→ **WRITTEN REQUEST**:
Write the data out again in full, with no departure from the original.

Stored items
_ _ _ _ _
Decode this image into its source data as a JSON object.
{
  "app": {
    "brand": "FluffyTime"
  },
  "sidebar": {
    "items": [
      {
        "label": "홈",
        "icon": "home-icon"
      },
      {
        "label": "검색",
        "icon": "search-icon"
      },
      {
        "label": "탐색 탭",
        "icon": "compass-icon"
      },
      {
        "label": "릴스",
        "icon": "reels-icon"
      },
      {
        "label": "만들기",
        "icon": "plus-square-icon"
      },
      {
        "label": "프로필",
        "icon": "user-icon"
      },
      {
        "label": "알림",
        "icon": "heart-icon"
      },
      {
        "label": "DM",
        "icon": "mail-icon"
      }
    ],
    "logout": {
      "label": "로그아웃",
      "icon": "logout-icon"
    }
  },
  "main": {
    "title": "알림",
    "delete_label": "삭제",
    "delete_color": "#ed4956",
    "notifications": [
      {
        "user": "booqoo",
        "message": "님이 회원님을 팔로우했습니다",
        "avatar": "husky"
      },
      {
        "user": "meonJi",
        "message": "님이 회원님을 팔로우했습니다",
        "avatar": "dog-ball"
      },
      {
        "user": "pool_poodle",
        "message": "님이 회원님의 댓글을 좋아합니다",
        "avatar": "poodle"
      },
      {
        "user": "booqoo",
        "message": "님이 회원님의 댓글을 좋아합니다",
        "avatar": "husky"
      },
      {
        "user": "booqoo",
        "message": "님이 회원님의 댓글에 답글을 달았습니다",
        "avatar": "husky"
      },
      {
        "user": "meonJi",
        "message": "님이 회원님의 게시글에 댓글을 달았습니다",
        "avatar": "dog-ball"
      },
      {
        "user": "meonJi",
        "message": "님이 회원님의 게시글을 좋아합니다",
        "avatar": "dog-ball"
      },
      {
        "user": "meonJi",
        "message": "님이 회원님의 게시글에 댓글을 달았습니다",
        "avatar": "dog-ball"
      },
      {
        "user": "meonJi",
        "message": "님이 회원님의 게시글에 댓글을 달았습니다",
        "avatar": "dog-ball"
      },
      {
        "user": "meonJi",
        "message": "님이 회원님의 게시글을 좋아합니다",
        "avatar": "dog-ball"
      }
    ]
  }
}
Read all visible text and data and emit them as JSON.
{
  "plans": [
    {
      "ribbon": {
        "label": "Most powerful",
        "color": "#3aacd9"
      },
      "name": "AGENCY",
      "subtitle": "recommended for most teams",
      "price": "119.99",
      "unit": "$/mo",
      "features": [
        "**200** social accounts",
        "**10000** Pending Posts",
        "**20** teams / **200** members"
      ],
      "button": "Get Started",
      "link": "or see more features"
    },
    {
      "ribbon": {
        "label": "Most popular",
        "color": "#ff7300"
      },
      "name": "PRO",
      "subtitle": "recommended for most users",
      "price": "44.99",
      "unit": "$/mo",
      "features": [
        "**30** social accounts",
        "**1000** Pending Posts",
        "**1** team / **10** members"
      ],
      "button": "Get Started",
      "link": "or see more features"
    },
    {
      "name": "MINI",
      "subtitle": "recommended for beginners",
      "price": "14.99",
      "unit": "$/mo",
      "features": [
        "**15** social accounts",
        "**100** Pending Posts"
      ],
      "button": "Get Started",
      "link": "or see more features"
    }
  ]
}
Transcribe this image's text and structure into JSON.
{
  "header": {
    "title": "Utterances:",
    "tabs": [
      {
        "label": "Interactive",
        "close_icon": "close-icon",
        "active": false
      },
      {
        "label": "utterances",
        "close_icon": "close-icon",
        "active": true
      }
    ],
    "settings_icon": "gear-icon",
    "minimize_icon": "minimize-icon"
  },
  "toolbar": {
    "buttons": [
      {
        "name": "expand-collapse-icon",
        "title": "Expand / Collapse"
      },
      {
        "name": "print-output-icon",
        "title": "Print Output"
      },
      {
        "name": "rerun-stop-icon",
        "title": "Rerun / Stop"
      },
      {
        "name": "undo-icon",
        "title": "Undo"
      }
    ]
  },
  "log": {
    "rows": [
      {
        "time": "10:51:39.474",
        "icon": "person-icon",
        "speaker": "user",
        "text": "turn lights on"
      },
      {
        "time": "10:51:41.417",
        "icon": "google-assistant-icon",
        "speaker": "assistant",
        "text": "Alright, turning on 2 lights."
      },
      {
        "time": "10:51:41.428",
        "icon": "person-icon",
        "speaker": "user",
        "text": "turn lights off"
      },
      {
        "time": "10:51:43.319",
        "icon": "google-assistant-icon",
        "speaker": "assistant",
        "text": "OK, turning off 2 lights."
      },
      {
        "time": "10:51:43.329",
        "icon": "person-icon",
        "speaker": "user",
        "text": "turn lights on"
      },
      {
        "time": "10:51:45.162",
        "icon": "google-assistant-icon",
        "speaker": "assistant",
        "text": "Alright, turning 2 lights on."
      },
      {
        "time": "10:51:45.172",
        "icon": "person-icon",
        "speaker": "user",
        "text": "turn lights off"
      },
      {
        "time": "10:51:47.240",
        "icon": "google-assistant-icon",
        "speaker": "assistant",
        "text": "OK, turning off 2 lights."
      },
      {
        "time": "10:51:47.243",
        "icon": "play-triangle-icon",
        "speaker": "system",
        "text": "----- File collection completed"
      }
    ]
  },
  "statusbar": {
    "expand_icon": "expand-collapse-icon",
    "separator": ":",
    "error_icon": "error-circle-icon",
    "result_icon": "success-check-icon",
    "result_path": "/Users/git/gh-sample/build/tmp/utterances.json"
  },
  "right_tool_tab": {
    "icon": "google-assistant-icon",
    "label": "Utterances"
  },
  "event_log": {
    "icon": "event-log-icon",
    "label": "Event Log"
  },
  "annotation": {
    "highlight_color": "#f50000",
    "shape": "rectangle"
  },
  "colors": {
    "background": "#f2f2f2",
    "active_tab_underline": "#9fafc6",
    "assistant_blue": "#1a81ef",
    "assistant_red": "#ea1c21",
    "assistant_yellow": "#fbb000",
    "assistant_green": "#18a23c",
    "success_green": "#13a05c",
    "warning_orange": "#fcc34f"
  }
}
_ _ _ _ _
→ **RESULT BELOW**:
Decode this image into its source data as a JSON object.
{
  "app": {
    "brand": "FluffyTime"
  },
  "sidebar": {
    "items": [
      {
        "label": "홈",
        "icon": "home-icon"
      },
      {
        "label": "검색",
        "icon": "search-icon"
      },
      {
        "label": "탐색 탭",
        "icon": "compass-icon"
      },
      {
        "label": "릴스",
        "icon": "reels-icon"
      },
      {
        "label": "만들기",
        "icon": "plus-square-icon"
      },
      {
        "label": "프로필",
        "icon": "user-icon"
      },
      {
        "label": "알림",
        "icon": "heart-icon"
      },
      {
        "label": "DM",
        "icon": "mail-icon"
      }
    ],
    "logout": {
      "label": "로그아웃",
      "icon": "logout-icon"
    }
  },
  "main": {
    "title": "알림",
    "delete_label": "삭제",
    "delete_color": "#ed4956",
    "notifications": [
      {
        "user": "booqoo",
        "message": "님이 회원님을 팔로우했습니다",
        "avatar": "husky"
      },
      {
        "user": "meonJi",
        "message": "님이 회원님을 팔로우했습니다",
        "avatar": "dog-ball"
      },
      {
        "user": "pool_poodle",
        "message": "님이 회원님의 댓글을 좋아합니다",
        "avatar": "poodle"
      },
      {
        "user": "booqoo",
        "message": "님이 회원님의 댓글을 좋아합니다",
        "avatar": "husky"
      },
      {
        "user": "booqoo",
        "message": "님이 회원님의 댓글에 답글을 달았습니다",
        "avatar": "husky"
      },
      {
        "user": "meonJi",
        "message": "님이 회원님의 게시글에 댓글을 달았습니다",
        "avatar": "dog-ball"
      },
      {
        "user": "meonJi",
        "message": "님이 회원님의 게시글을 좋아합니다",
        "avatar": "dog-ball"
      },
      {
        "user": "meonJi",
        "message": "님이 회원님의 게시글에 댓글을 달았습니다",
        "avatar": "dog-ball"
      },
      {
        "user": "meonJi",
        "message": "님이 회원님의 게시글에 댓글을 달았습니다",
        "avatar": "dog-ball"
      },
      {
        "user": "meonJi",
        "message": "님이 회원님의 게시글을 좋아합니다",
        "avatar": "dog-ball"
      }
    ]
  }
}
Read all visible text and data and emit them as JSON.
{
  "plans": [
    {
      "ribbon": {
        "label": "Most powerful",
        "color": "#3aacd9"
      },
      "name": "AGENCY",
      "subtitle": "recommended for most teams",
      "price": "119.99",
      "unit": "$/mo",
      "features": [
        "**200** social accounts",
        "**10000** Pending Posts",
        "**20** teams / **200** members"
      ],
      "button": "Get Started",
      "link": "or see more features"
    },
    {
      "ribbon": {
        "label": "Most popular",
        "color": "#ff7300"
      },
      "name": "PRO",
      "subtitle": "recommended for most users",
      "price": "44.99",
      "unit": "$/mo",
      "features": [
        "**30** social accounts",
        "**1000** Pending Posts",
        "**1** team / **10** members"
      ],
      "button": "Get Started",
      "link": "or see more features"
    },
    {
      "name": "MINI",
      "subtitle": "recommended for beginners",
      "price": "14.99",
      "unit": "$/mo",
      "features": [
        "**15** social accounts",
        "**100** Pending Posts"
      ],
      "button": "Get Started",
      "link": "or see more features"
    }
  ]
}
Transcribe this image's text and structure into JSON.
{
  "header": {
    "title": "Utterances:",
    "tabs": [
      {
        "label": "Interactive",
        "close_icon": "close-icon",
        "active": false
      },
      {
        "label": "utterances",
        "close_icon": "close-icon",
        "active": true
      }
    ],
    "settings_icon": "gear-icon",
    "minimize_icon": "minimize-icon"
  },
  "toolbar": {
    "buttons": [
      {
        "name": "expand-collapse-icon",
        "title": "Expand / Collapse"
      },
      {
        "name": "print-output-icon",
        "title": "Print Output"
      },
      {
        "name": "rerun-stop-icon",
        "title": "Rerun / Stop"
      },
      {
        "name": "undo-icon",
        "title": "Undo"
      }
    ]
  },
  "log": {
    "rows": [
      {
        "time": "10:51:39.474",
        "icon": "person-icon",
        "speaker": "user",
        "text": "turn lights on"
      },
      {
        "time": "10:51:41.417",
        "icon": "google-assistant-icon",
        "speaker": "assistant",
        "text": "Alright, turning on 2 lights."
      },
      {
        "time": "10:51:41.428",
        "icon": "person-icon",
        "speaker": "user",
        "text": "turn lights off"
      },
      {
        "time": "10:51:43.319",
        "icon": "google-assistant-icon",
        "speaker": "assistant",
        "text": "OK, turning off 2 lights."
      },
      {
        "time": "10:51:43.329",
        "icon": "person-icon",
        "speaker": "user",
        "text": "turn lights on"
      },
      {
        "time": "10:51:45.162",
        "icon": "google-assistant-icon",
        "speaker": "assistant",
        "text": "Alright, turning 2 lights on."
      },
      {
        "time": "10:51:45.172",
        "icon": "person-icon",
        "speaker": "user",
        "text": "turn lights off"
      },
      {
        "time": "10:51:47.240",
        "icon": "google-assistant-icon",
        "speaker": "assistant",
        "text": "OK, turning off 2 lights."
      },
      {
        "time": "10:51:47.243",
        "icon": "play-triangle-icon",
        "speaker": "system",
        "text": "----- File collection completed"
      }
    ]
  },
  "statusbar": {
    "expand_icon": "expand-collapse-icon",
    "separator": ":",
    "error_icon": "error-circle-icon",
    "result_icon": "success-check-icon",
    "result_path": "/Users/git/gh-sample/build/tmp/utterances.json"
  },
  "right_tool_tab": {
    "icon": "google-assistant-icon",
    "label": "Utterances"
  },
  "event_log": {
    "icon": "event-log-icon",
    "label": "Event Log"
  },
  "annotation": {
    "highlight_color": "#f50000",
    "shape": "rectangle"
  },
  "colors": {
    "background": "#f2f2f2",
    "active_tab_underline": "#9fafc6",
    "assistant_blue": "#1a81ef",
    "assistant_red": "#ea1c21",
    "assistant_yellow": "#fbb000",
    "assistant_green": "#18a23c",
    "success_green": "#13a05c",
    "warning_orange": "#fcc34f"
  }
}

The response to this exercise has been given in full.